Collected data entries

⁂

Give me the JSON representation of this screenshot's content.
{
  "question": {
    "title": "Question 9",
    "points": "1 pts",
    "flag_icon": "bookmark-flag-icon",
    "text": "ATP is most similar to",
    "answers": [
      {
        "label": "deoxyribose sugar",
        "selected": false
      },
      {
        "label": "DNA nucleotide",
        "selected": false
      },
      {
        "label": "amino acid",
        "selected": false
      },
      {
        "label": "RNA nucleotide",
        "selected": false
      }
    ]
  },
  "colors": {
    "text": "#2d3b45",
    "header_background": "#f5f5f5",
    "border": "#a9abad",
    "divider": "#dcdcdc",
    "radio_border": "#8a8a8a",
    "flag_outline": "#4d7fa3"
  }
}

⁂

WHAT YOU HAVE TO DO
Collect every line above that contains the word "nucleotide".

REPLY TO THE EXERCISE
        "label": "DNA nucleotide",
        "label": "RNA nucleotide",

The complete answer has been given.